Dataset content →
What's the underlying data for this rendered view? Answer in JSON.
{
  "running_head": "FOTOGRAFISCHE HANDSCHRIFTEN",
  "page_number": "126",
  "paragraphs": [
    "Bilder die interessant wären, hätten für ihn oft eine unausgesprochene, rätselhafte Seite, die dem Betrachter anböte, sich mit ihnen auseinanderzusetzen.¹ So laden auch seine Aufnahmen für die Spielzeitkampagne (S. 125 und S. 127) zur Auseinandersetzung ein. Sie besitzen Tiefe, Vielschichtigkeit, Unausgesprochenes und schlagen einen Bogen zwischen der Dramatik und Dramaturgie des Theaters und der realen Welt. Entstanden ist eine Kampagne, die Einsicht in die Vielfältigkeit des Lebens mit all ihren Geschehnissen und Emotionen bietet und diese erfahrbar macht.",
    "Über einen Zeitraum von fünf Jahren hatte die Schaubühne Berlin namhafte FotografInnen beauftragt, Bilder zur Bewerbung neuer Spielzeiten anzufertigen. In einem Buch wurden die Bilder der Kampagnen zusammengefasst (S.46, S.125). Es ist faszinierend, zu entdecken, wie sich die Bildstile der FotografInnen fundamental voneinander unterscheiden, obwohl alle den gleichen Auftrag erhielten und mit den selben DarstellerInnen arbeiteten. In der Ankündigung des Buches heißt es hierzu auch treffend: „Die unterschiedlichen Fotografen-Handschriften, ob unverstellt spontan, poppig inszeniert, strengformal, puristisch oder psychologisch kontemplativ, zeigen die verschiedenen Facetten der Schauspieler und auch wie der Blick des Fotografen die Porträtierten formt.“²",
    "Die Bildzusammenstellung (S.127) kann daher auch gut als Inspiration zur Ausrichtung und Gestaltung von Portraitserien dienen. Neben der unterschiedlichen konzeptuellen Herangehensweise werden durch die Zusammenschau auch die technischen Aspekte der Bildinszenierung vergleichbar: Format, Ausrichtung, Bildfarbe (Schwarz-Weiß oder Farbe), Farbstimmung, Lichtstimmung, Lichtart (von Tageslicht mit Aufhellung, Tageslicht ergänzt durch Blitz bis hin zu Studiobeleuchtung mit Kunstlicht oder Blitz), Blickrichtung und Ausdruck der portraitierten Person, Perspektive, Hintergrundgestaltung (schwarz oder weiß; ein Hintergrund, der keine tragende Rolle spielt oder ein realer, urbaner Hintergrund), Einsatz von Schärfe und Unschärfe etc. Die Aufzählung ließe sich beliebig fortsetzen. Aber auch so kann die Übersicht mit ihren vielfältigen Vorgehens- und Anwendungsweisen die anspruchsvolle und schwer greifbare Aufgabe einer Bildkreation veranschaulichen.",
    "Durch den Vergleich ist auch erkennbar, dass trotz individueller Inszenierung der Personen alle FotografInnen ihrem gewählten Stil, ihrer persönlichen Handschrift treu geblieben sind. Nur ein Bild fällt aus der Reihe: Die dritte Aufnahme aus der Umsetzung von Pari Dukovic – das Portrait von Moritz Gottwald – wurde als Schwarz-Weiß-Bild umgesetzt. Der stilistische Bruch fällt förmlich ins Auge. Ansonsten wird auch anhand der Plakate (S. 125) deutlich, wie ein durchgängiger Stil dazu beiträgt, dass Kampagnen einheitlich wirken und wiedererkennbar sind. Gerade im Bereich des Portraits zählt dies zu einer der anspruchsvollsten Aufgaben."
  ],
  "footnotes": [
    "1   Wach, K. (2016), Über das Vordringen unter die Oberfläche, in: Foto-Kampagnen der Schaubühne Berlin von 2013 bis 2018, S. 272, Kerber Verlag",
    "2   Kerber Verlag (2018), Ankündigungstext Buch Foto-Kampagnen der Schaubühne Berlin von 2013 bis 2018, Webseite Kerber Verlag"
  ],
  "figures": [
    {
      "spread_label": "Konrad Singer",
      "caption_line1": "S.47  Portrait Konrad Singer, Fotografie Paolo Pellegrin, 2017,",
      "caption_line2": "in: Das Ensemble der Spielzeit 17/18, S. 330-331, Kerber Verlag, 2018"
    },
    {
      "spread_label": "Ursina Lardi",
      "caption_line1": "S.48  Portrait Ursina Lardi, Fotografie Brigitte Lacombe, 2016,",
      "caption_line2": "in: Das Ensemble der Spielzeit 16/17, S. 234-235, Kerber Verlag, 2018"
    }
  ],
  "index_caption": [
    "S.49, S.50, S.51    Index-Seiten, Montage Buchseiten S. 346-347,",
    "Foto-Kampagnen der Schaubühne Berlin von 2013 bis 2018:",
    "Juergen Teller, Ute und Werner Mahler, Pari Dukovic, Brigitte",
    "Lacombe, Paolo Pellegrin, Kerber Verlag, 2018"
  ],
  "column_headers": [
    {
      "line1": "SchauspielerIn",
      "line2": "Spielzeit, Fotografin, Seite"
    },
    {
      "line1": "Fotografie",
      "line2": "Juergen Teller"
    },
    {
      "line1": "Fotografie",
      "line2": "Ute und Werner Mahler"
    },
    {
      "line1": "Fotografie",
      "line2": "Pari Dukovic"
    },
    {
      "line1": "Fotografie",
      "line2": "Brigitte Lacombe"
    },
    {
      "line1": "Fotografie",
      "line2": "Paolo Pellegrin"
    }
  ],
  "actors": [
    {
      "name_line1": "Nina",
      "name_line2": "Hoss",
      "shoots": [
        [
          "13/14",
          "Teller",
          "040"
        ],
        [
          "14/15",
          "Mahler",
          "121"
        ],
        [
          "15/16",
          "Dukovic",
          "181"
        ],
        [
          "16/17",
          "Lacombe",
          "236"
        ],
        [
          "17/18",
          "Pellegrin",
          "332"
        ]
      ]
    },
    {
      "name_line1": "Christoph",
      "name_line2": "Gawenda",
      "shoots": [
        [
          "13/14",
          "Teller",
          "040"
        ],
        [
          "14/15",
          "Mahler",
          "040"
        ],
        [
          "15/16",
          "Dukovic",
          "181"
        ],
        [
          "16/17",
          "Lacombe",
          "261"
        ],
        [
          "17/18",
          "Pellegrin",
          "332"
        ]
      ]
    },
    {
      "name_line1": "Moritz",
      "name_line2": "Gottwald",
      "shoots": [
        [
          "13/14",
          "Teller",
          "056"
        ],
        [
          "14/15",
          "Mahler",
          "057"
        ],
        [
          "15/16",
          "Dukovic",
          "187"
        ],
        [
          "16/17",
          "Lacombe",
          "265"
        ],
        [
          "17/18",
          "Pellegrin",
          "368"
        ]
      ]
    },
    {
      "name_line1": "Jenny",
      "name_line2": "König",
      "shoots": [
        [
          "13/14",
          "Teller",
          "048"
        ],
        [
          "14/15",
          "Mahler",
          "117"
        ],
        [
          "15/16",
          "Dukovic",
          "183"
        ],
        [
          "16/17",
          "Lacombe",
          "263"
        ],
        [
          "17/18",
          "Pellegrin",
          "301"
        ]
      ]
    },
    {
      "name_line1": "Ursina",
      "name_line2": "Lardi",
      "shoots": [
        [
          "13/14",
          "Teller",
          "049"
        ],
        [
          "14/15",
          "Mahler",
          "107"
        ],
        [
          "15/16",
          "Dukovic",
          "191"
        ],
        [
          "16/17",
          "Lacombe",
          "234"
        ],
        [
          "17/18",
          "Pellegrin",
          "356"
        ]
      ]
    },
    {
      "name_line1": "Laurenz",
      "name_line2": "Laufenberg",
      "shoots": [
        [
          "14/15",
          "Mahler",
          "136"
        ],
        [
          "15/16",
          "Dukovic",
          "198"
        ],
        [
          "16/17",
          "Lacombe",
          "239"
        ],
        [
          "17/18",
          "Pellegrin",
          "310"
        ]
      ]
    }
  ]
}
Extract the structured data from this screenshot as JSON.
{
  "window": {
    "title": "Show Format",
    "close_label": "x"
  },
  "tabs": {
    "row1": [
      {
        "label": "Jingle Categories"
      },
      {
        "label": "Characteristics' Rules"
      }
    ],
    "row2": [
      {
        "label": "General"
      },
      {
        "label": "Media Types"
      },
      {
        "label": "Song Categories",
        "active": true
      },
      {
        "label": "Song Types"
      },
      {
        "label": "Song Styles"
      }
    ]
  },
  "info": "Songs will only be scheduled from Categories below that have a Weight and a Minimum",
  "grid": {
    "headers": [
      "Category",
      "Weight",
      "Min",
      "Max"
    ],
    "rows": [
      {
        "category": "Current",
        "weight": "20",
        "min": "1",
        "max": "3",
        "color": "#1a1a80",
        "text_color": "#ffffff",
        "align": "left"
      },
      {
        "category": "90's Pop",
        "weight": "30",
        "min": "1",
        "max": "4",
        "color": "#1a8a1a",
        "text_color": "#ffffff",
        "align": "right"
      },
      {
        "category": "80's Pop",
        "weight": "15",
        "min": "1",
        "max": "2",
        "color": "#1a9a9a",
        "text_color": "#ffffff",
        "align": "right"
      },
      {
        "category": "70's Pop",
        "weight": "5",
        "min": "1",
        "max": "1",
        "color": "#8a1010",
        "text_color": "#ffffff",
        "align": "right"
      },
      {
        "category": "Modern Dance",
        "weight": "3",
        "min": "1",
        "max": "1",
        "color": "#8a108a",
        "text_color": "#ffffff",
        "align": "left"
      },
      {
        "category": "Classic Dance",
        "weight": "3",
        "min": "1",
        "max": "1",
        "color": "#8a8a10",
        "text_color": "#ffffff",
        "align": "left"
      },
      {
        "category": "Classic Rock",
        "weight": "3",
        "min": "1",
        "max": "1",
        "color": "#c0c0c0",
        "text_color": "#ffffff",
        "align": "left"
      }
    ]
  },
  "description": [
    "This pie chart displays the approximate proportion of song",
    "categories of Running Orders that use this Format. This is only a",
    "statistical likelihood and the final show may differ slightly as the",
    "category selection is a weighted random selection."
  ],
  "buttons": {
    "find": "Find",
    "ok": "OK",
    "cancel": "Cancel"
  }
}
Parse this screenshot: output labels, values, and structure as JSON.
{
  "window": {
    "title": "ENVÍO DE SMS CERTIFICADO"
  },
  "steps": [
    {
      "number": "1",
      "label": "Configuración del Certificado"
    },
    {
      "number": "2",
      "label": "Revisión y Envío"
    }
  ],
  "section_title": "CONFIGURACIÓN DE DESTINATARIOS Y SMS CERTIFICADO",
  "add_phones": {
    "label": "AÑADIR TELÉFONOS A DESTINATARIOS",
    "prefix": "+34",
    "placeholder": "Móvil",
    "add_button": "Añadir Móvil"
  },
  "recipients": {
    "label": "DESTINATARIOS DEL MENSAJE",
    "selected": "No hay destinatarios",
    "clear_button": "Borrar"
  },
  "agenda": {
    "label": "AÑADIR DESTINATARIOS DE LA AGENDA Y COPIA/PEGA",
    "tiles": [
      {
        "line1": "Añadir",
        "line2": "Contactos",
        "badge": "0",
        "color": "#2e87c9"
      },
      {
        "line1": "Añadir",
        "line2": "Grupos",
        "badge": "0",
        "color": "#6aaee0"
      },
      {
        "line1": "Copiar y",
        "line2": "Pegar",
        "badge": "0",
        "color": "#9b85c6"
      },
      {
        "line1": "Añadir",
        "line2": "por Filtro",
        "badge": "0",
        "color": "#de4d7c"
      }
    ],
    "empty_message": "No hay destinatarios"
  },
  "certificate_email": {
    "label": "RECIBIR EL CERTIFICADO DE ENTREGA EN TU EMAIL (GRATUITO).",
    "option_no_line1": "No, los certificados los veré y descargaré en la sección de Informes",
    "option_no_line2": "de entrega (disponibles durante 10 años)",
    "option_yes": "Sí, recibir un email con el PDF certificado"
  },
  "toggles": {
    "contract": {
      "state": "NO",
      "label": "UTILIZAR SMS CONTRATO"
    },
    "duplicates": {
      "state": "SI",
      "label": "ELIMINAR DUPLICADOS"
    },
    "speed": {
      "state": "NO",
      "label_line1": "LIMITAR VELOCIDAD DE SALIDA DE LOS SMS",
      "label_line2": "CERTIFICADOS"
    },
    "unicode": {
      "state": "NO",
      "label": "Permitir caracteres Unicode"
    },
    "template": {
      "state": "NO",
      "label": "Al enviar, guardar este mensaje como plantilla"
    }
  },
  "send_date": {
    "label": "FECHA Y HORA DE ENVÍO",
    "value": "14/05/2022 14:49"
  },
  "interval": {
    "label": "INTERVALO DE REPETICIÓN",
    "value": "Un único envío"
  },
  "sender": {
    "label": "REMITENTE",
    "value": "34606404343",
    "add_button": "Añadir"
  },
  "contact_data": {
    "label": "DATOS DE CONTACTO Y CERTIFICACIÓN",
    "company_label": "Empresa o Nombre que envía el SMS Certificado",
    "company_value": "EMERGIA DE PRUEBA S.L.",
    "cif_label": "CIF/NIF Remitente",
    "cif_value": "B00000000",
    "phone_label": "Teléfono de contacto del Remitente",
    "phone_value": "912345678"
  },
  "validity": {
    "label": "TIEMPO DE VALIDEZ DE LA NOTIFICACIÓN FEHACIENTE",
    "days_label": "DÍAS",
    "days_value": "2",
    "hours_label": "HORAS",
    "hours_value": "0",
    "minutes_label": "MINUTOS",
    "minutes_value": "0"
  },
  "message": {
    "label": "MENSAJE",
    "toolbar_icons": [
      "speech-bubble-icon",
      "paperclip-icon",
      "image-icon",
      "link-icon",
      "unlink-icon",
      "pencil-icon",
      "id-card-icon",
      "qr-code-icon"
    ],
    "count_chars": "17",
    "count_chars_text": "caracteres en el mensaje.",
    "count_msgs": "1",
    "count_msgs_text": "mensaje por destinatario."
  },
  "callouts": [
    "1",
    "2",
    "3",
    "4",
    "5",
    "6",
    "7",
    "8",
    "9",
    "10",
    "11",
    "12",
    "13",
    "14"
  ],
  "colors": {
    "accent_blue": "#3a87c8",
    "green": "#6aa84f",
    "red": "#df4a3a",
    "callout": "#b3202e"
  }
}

What the task requires → Track down every line holding the string "Berlin" and copy it.

Response →
    "Über einen Zeitraum von fünf Jahren hatte die Schaubühne Berlin namhafte FotografInnen beauftragt, Bilder zur Bewerbung neuer Spielzeiten anzufertigen. In einem Buch wurden die Bilder der Kampagnen zusammengefasst (S.46, S.125). Es ist faszinierend, zu entdecken, wie sich die Bildstile der FotografInnen fundamental voneinander unterscheiden, obwohl alle den gleichen Auftrag erhielten und mit den selben DarstellerInnen arbeiteten. In der Ankündigung des Buches heißt es hierzu auch treffend: „Die unterschiedlichen Fotografen-Handschriften, ob unverstellt spontan, poppig inszeniert, strengformal, puristisch oder psychologisch kontemplativ, zeigen die verschiedenen Facetten der Schauspieler und auch wie der Blick des Fotografen die Porträtierten formt.“²",
    "1   Wach, K. (2016), Über das Vordringen unter die Oberfläche, in: Foto-Kampagnen der Schaubühne Berlin von 2013 bis 2018, S. 272, Kerber Verlag",
    "2   Kerber Verlag (2018), Ankündigungstext Buch Foto-Kampagnen der Schaubühne Berlin von 2013 bis 2018, Webseite Kerber Verlag"
    "Foto-Kampagnen der Schaubühne Berlin von 2013 bis 2018:",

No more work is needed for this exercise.